• [WHAT YOU ARE ASKED TO DO]:
Every line that includes the word "type" is to be listed.

• [RECORDS PROVIDED]:
────────

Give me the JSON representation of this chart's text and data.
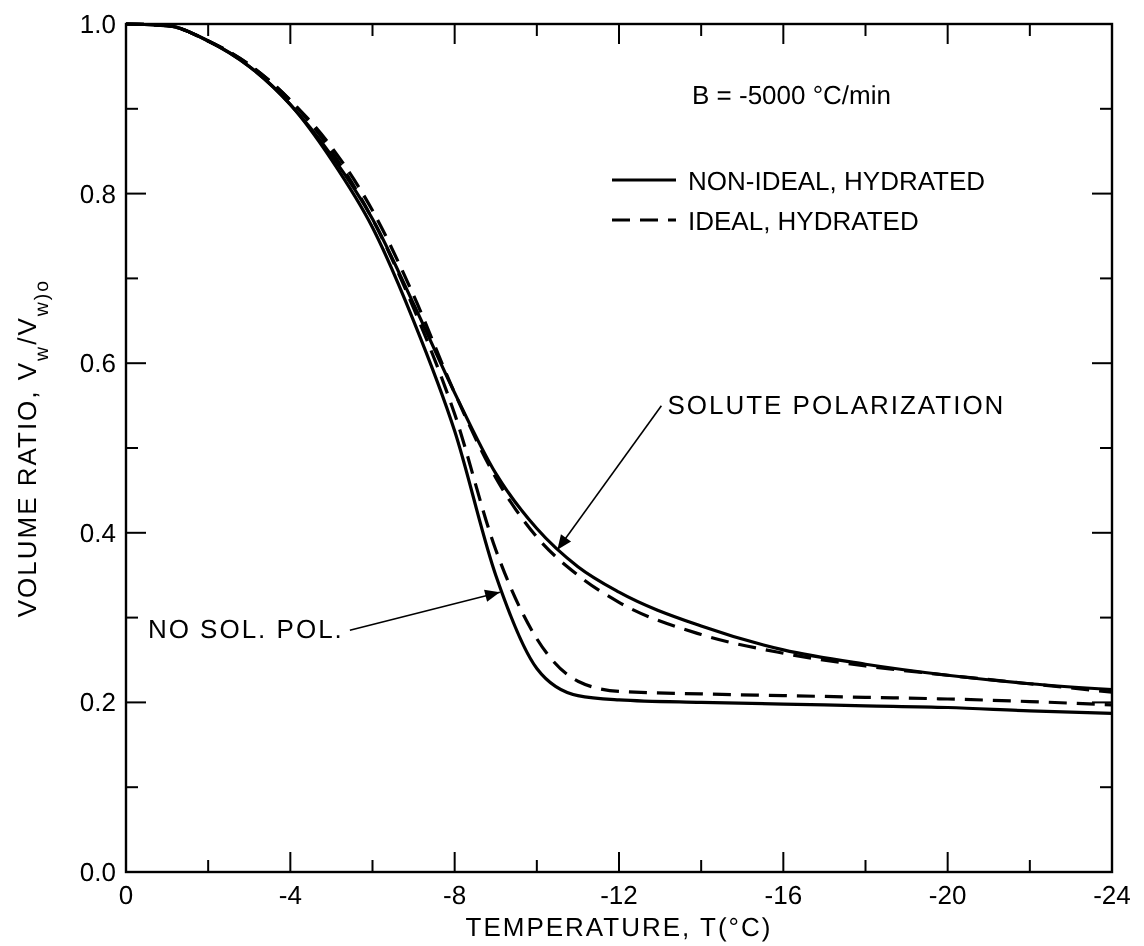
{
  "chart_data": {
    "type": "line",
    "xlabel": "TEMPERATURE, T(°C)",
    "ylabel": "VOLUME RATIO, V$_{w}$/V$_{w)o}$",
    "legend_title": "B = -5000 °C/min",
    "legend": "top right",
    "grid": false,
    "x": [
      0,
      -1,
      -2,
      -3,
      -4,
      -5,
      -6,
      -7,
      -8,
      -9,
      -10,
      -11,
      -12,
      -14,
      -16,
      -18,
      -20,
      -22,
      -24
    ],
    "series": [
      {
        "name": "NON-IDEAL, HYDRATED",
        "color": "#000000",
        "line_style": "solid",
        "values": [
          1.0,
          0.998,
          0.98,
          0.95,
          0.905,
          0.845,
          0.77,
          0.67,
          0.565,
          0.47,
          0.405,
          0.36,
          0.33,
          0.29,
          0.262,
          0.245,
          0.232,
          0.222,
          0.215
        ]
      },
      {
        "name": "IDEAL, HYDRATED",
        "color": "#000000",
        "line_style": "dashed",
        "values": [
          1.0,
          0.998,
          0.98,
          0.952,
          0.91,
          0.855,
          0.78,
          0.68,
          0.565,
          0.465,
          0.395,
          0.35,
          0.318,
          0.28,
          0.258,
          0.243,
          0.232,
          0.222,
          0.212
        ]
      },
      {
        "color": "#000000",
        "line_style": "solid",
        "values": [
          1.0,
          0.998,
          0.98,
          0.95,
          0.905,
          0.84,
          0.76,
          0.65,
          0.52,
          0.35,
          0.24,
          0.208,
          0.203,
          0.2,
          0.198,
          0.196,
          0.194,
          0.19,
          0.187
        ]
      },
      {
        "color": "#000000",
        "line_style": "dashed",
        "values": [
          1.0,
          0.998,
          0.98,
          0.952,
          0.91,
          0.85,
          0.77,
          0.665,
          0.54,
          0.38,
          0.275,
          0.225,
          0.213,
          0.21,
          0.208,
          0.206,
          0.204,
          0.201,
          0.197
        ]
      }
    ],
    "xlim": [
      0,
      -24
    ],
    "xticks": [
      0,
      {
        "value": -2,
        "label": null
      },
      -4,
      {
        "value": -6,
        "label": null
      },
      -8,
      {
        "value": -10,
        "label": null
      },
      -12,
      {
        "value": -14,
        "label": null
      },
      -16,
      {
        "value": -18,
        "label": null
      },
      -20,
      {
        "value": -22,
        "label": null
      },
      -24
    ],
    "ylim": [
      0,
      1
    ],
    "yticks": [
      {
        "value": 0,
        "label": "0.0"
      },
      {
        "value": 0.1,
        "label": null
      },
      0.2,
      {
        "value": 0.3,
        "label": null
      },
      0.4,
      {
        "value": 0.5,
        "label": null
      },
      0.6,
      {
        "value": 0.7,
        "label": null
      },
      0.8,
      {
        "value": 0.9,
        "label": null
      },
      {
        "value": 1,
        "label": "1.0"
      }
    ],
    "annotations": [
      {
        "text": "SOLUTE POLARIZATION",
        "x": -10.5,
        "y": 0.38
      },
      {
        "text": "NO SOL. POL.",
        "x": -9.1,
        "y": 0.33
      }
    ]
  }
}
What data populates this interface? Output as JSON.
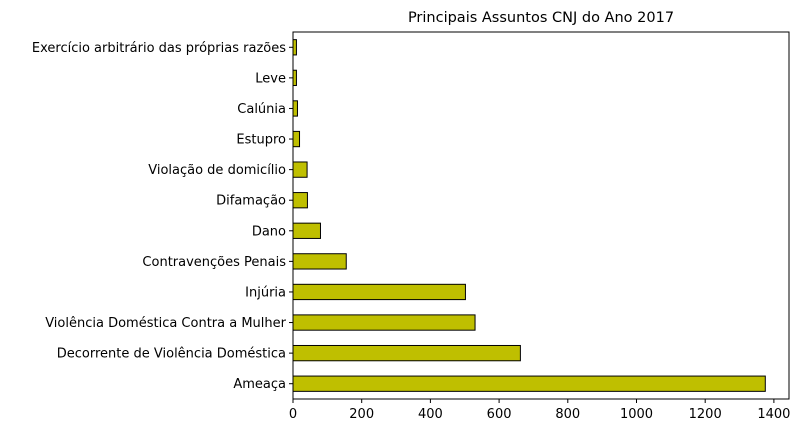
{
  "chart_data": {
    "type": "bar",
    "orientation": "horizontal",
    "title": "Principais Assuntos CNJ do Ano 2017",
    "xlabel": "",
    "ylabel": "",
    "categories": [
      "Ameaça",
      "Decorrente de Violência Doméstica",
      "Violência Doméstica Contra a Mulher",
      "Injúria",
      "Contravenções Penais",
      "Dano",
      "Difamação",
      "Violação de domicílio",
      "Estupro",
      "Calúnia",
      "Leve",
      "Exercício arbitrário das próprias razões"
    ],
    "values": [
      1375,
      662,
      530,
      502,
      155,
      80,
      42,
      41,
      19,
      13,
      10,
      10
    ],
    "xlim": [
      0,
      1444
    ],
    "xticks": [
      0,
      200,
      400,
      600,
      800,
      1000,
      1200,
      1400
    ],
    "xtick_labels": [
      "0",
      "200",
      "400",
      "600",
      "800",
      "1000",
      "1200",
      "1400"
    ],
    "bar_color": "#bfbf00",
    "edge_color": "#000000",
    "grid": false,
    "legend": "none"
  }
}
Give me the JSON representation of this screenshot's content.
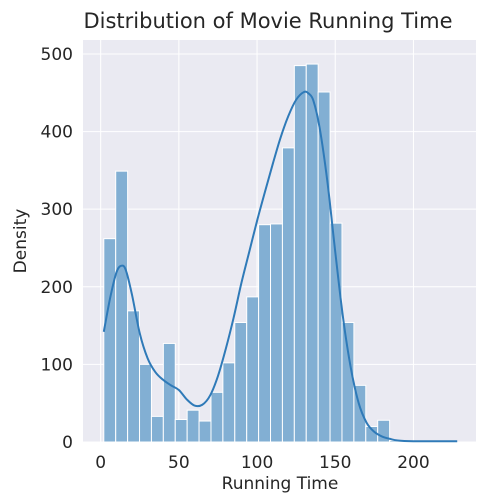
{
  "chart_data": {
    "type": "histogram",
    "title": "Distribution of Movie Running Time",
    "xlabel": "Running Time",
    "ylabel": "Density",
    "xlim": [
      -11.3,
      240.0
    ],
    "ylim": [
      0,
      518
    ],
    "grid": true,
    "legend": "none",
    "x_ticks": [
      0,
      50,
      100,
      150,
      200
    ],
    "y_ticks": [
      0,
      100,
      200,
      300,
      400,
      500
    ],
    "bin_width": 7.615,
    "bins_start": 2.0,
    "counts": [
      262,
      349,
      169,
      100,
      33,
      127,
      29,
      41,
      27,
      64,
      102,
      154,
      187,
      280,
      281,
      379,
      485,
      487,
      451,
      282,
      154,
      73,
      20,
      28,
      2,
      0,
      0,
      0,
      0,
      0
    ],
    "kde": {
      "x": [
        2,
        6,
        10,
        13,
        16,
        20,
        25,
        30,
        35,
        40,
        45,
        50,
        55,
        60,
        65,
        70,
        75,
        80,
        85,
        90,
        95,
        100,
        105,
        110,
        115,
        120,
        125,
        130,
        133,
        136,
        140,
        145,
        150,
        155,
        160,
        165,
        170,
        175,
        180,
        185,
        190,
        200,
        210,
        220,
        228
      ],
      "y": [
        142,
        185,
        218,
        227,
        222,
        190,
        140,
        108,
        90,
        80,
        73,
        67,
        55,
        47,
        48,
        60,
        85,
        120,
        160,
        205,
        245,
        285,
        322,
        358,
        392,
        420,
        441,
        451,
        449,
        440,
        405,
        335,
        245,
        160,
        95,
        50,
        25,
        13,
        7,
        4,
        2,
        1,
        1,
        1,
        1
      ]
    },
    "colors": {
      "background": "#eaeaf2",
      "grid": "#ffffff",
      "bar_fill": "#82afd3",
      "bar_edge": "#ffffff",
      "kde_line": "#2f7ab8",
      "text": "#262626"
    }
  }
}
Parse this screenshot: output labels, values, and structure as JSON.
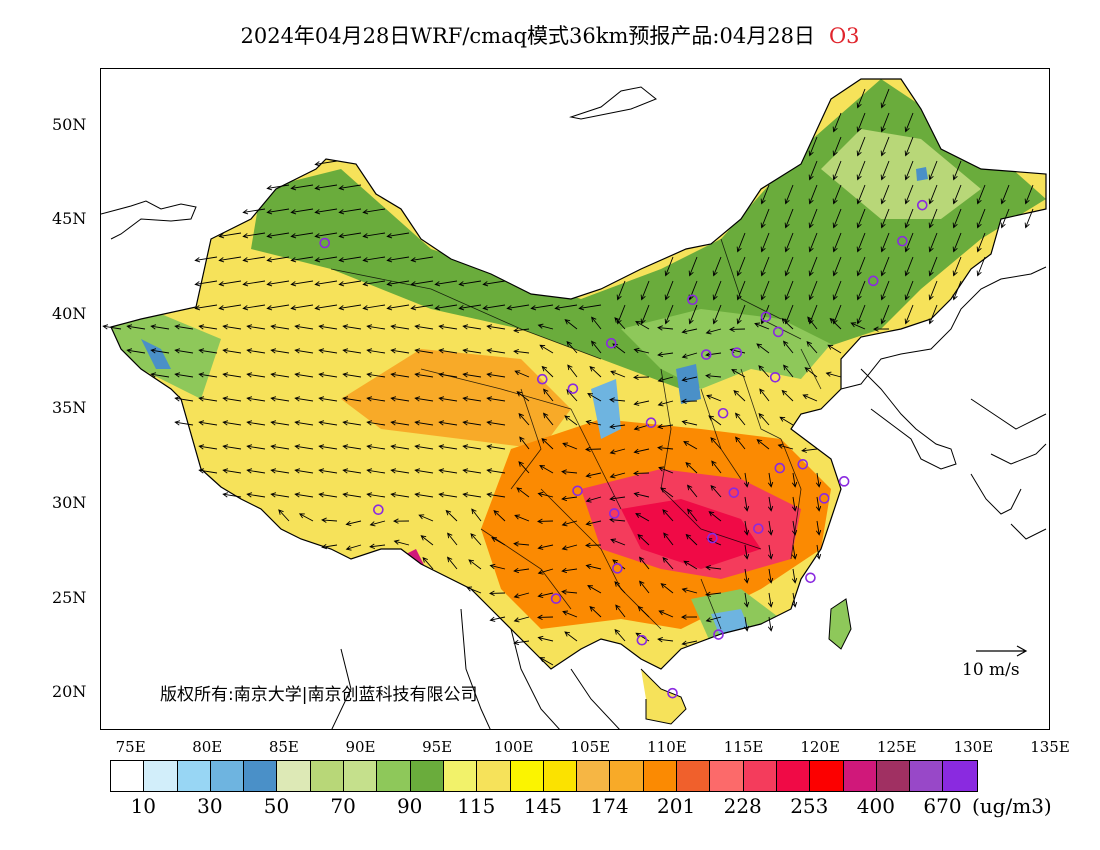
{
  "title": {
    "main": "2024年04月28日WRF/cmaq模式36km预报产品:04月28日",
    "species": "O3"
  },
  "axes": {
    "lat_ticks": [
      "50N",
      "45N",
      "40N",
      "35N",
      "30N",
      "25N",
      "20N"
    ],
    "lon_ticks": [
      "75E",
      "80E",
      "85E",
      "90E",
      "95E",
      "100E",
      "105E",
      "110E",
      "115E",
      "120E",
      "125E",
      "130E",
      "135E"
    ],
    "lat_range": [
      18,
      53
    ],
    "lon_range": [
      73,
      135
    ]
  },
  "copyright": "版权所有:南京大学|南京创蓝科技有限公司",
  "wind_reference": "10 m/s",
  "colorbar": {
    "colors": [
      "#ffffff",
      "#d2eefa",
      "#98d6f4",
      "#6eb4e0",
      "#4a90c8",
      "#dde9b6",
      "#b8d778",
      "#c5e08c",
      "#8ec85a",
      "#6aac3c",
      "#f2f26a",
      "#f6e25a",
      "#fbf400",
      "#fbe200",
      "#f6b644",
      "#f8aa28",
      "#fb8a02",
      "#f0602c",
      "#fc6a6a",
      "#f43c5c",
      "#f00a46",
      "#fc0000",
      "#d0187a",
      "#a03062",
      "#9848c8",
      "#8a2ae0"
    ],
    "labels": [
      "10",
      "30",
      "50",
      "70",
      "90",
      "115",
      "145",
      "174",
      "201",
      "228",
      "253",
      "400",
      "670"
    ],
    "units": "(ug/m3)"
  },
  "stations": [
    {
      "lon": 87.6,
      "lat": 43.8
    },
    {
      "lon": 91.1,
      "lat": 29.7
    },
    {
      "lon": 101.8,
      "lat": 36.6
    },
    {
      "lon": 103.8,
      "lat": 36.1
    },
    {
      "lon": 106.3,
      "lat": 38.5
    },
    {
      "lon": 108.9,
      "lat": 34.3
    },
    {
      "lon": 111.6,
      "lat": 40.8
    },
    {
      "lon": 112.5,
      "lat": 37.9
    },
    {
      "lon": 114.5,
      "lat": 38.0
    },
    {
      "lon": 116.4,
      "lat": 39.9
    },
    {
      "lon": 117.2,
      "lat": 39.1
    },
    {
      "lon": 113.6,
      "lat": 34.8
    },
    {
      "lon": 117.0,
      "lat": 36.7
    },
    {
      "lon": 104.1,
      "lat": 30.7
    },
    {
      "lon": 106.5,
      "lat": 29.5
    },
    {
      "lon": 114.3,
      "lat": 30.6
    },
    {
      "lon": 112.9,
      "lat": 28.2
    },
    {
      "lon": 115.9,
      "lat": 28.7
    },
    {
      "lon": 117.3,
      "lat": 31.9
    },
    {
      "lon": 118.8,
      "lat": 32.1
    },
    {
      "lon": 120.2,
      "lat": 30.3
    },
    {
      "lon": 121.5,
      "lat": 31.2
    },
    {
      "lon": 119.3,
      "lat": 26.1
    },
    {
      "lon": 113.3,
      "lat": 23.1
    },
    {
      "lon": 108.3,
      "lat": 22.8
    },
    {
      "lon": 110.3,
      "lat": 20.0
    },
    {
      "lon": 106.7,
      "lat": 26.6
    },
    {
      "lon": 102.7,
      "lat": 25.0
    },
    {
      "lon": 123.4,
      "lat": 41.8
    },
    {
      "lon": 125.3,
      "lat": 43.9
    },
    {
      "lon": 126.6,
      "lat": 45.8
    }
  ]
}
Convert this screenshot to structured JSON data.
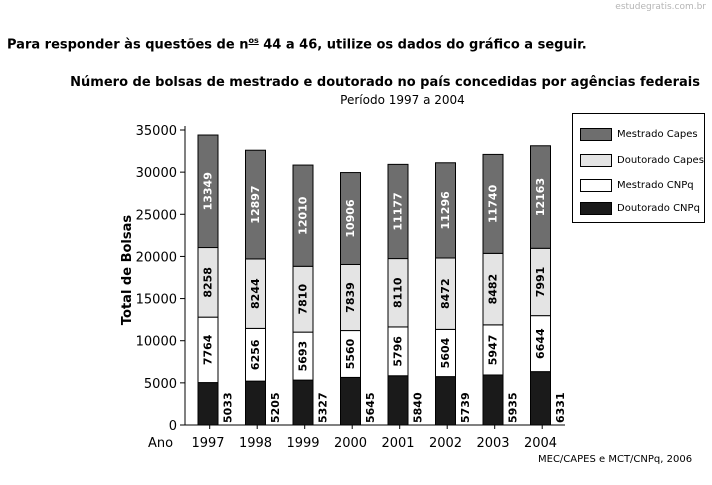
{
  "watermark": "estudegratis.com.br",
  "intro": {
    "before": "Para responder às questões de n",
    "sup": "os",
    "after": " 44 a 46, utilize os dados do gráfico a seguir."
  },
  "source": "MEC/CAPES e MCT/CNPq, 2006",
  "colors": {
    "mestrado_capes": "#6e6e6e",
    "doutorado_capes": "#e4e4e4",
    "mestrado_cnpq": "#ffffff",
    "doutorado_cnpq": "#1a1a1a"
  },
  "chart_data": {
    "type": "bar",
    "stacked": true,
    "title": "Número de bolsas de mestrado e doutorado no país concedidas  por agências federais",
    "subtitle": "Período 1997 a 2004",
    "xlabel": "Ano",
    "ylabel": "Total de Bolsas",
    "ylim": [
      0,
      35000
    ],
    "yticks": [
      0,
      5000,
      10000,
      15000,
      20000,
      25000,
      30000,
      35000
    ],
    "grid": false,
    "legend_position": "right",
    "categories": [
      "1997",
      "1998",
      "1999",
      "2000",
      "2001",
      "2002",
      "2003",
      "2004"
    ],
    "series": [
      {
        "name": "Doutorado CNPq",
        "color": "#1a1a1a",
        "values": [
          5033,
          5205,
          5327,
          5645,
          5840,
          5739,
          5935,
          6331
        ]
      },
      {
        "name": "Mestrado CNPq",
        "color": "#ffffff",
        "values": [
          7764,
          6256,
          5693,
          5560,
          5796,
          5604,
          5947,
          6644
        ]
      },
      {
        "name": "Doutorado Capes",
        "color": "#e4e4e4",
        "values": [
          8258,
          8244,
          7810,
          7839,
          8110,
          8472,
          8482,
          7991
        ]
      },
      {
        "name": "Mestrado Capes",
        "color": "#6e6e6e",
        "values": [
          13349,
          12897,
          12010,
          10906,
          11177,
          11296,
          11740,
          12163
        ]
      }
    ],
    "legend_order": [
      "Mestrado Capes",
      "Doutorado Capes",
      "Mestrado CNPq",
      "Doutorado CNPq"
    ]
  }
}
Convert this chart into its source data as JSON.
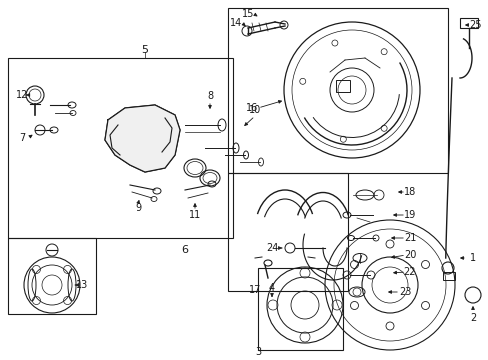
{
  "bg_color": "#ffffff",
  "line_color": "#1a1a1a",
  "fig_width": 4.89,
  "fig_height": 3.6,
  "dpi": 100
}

────────

• [FINAL ANSWER]:
    "type": "line",
    "type": "bar",
    "type": "histogram",
    "type": "bar",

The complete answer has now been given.